::: DATA PROVIDED :::

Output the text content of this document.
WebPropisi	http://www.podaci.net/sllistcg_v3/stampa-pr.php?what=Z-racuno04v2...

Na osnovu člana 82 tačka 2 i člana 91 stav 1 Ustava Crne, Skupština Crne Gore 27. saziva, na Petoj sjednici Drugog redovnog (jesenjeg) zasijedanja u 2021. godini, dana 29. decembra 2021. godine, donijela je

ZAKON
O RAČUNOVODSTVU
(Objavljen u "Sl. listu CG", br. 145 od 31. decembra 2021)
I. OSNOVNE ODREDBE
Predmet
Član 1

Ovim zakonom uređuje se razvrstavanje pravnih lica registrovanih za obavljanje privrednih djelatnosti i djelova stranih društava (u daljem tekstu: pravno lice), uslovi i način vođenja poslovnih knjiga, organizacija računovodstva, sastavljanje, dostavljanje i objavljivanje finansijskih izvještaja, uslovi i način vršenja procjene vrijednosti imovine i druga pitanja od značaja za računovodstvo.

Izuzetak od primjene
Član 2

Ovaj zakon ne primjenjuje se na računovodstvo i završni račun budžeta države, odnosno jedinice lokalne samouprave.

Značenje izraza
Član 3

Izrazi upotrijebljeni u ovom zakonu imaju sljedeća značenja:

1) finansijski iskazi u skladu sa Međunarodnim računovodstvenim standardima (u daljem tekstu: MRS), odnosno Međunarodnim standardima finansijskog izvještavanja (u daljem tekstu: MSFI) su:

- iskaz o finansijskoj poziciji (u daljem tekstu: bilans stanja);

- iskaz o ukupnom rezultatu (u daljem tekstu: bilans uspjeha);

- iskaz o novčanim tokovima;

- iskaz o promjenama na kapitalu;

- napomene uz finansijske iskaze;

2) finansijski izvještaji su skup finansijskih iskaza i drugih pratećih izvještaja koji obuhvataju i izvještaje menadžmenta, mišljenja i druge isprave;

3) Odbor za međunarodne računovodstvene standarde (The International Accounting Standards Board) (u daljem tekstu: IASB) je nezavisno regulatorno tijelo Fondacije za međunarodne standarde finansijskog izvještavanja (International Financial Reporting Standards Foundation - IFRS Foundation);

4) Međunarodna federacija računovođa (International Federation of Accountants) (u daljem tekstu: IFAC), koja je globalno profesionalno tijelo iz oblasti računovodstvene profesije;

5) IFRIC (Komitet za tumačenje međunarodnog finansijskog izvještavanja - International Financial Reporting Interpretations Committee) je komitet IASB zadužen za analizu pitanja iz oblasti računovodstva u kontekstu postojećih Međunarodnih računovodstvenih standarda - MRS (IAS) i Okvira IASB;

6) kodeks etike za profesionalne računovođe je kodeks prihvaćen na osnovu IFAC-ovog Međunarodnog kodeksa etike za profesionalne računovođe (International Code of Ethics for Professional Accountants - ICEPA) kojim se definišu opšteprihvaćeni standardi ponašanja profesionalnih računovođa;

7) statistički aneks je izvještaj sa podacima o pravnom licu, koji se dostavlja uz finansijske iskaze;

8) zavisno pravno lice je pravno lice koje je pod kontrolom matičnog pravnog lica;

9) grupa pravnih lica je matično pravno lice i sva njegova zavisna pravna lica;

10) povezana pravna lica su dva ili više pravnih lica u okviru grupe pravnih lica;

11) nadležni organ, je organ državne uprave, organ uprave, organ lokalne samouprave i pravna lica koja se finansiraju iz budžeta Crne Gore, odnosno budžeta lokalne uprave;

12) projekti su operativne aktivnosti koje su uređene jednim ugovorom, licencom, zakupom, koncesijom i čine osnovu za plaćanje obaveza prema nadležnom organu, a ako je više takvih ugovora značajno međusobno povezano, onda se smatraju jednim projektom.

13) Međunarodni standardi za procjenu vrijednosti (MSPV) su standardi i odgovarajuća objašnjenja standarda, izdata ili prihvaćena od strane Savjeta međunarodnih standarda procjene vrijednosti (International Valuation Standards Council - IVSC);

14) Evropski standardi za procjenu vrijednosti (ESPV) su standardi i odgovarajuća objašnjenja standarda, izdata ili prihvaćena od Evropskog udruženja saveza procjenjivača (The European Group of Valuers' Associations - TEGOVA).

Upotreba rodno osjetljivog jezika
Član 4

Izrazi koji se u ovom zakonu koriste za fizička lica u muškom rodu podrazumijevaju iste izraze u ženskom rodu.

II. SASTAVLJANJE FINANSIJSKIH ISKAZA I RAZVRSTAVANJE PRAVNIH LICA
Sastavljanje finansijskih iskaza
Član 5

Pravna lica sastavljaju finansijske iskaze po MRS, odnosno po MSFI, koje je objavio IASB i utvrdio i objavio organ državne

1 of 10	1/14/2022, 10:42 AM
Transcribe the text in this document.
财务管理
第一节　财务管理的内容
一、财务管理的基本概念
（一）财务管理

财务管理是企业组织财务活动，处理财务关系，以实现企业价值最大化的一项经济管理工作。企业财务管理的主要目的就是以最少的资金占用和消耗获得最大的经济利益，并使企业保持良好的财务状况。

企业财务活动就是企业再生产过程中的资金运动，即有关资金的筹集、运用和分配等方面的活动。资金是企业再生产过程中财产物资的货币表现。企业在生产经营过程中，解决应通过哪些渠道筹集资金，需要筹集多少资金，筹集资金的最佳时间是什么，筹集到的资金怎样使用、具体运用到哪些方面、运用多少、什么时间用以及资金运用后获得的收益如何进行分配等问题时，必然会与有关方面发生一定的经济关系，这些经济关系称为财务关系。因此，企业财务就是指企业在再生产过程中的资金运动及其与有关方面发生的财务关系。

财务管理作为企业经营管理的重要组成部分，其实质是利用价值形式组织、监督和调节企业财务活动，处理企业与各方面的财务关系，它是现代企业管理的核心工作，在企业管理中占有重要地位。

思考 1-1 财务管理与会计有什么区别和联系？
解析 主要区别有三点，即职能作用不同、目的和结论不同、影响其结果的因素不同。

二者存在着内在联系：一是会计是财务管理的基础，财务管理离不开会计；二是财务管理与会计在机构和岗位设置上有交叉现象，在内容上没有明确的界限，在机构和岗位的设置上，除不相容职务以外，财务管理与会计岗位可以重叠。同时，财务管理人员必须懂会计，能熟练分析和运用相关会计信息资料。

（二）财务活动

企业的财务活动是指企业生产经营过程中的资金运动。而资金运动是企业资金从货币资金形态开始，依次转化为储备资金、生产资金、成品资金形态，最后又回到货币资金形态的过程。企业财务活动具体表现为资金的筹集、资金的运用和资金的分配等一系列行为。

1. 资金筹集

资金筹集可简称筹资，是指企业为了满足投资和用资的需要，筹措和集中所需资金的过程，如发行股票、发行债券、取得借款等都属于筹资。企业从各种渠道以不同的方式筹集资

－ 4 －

:::

_PROMPT_. Please repeat all the records above exactly as they appear.

_REPLY_.
Output the text content of this document.
WebPropisi	http://www.podaci.net/sllistcg_v3/stampa-pr.php?what=Z-racuno04v2...

Na osnovu člana 82 tačka 2 i člana 91 stav 1 Ustava Crne, Skupština Crne Gore 27. saziva, na Petoj sjednici Drugog redovnog (jesenjeg) zasijedanja u 2021. godini, dana 29. decembra 2021. godine, donijela je

ZAKON
O RAČUNOVODSTVU
(Objavljen u "Sl. listu CG", br. 145 od 31. decembra 2021)
I. OSNOVNE ODREDBE
Predmet
Član 1

Ovim zakonom uređuje se razvrstavanje pravnih lica registrovanih za obavljanje privrednih djelatnosti i djelova stranih društava (u daljem tekstu: pravno lice), uslovi i način vođenja poslovnih knjiga, organizacija računovodstva, sastavljanje, dostavljanje i objavljivanje finansijskih izvještaja, uslovi i način vršenja procjene vrijednosti imovine i druga pitanja od značaja za računovodstvo.

Izuzetak od primjene
Član 2

Ovaj zakon ne primjenjuje se na računovodstvo i završni račun budžeta države, odnosno jedinice lokalne samouprave.

Značenje izraza
Član 3

Izrazi upotrijebljeni u ovom zakonu imaju sljedeća značenja:

1) finansijski iskazi u skladu sa Međunarodnim računovodstvenim standardima (u daljem tekstu: MRS), odnosno Međunarodnim standardima finansijskog izvještavanja (u daljem tekstu: MSFI) su:

- iskaz o finansijskoj poziciji (u daljem tekstu: bilans stanja);

- iskaz o ukupnom rezultatu (u daljem tekstu: bilans uspjeha);

- iskaz o novčanim tokovima;

- iskaz o promjenama na kapitalu;

- napomene uz finansijske iskaze;

2) finansijski izvještaji su skup finansijskih iskaza i drugih pratećih izvještaja koji obuhvataju i izvještaje menadžmenta, mišljenja i druge isprave;

3) Odbor za međunarodne računovodstvene standarde (The International Accounting Standards Board) (u daljem tekstu: IASB) je nezavisno regulatorno tijelo Fondacije za međunarodne standarde finansijskog izvještavanja (International Financial Reporting Standards Foundation - IFRS Foundation);

4) Međunarodna federacija računovođa (International Federation of Accountants) (u daljem tekstu: IFAC), koja je globalno profesionalno tijelo iz oblasti računovodstvene profesije;

5) IFRIC (Komitet za tumačenje međunarodnog finansijskog izvještavanja - International Financial Reporting Interpretations Committee) je komitet IASB zadužen za analizu pitanja iz oblasti računovodstva u kontekstu postojećih Međunarodnih računovodstvenih standarda - MRS (IAS) i Okvira IASB;

6) kodeks etike za profesionalne računovođe je kodeks prihvaćen na osnovu IFAC-ovog Međunarodnog kodeksa etike za profesionalne računovođe (International Code of Ethics for Professional Accountants - ICEPA) kojim se definišu opšteprihvaćeni standardi ponašanja profesionalnih računovođa;

7) statistički aneks je izvještaj sa podacima o pravnom licu, koji se dostavlja uz finansijske iskaze;

8) zavisno pravno lice je pravno lice koje je pod kontrolom matičnog pravnog lica;

9) grupa pravnih lica je matično pravno lice i sva njegova zavisna pravna lica;

10) povezana pravna lica su dva ili više pravnih lica u okviru grupe pravnih lica;

11) nadležni organ, je organ državne uprave, organ uprave, organ lokalne samouprave i pravna lica koja se finansiraju iz budžeta Crne Gore, odnosno budžeta lokalne uprave;

12) projekti su operativne aktivnosti koje su uređene jednim ugovorom, licencom, zakupom, koncesijom i čine osnovu za plaćanje obaveza prema nadležnom organu, a ako je više takvih ugovora značajno međusobno povezano, onda se smatraju jednim projektom.

13) Međunarodni standardi za procjenu vrijednosti (MSPV) su standardi i odgovarajuća objašnjenja standarda, izdata ili prihvaćena od strane Savjeta međunarodnih standarda procjene vrijednosti (International Valuation Standards Council - IVSC);

14) Evropski standardi za procjenu vrijednosti (ESPV) su standardi i odgovarajuća objašnjenja standarda, izdata ili prihvaćena od Evropskog udruženja saveza procjenjivača (The European Group of Valuers' Associations - TEGOVA).

Upotreba rodno osjetljivog jezika
Član 4

Izrazi koji se u ovom zakonu koriste za fizička lica u muškom rodu podrazumijevaju iste izraze u ženskom rodu.

II. SASTAVLJANJE FINANSIJSKIH ISKAZA I RAZVRSTAVANJE PRAVNIH LICA
Sastavljanje finansijskih iskaza
Član 5

Pravna lica sastavljaju finansijske iskaze po MRS, odnosno po MSFI, koje je objavio IASB i utvrdio i objavio organ državne

1 of 10	1/14/2022, 10:42 AM
Transcribe the text in this document.
财务管理
第一节　财务管理的内容
一、财务管理的基本概念
（一）财务管理

财务管理是企业组织财务活动，处理财务关系，以实现企业价值最大化的一项经济管理工作。企业财务管理的主要目的就是以最少的资金占用和消耗获得最大的经济利益，并使企业保持良好的财务状况。

企业财务活动就是企业再生产过程中的资金运动，即有关资金的筹集、运用和分配等方面的活动。资金是企业再生产过程中财产物资的货币表现。企业在生产经营过程中，解决应通过哪些渠道筹集资金，需要筹集多少资金，筹集资金的最佳时间是什么，筹集到的资金怎样使用、具体运用到哪些方面、运用多少、什么时间用以及资金运用后获得的收益如何进行分配等问题时，必然会与有关方面发生一定的经济关系，这些经济关系称为财务关系。因此，企业财务就是指企业在再生产过程中的资金运动及其与有关方面发生的财务关系。

财务管理作为企业经营管理的重要组成部分，其实质是利用价值形式组织、监督和调节企业财务活动，处理企业与各方面的财务关系，它是现代企业管理的核心工作，在企业管理中占有重要地位。

思考 1-1 财务管理与会计有什么区别和联系？
解析 主要区别有三点，即职能作用不同、目的和结论不同、影响其结果的因素不同。

二者存在着内在联系：一是会计是财务管理的基础，财务管理离不开会计；二是财务管理与会计在机构和岗位设置上有交叉现象，在内容上没有明确的界限，在机构和岗位的设置上，除不相容职务以外，财务管理与会计岗位可以重叠。同时，财务管理人员必须懂会计，能熟练分析和运用相关会计信息资料。

（二）财务活动

企业的财务活动是指企业生产经营过程中的资金运动。而资金运动是企业资金从货币资金形态开始，依次转化为储备资金、生产资金、成品资金形态，最后又回到货币资金形态的过程。企业财务活动具体表现为资金的筹集、资金的运用和资金的分配等一系列行为。

1. 资金筹集

资金筹集可简称筹资，是指企业为了满足投资和用资的需要，筹措和集中所需资金的过程，如发行股票、发行债券、取得借款等都属于筹资。企业从各种渠道以不同的方式筹集资

－ 4 －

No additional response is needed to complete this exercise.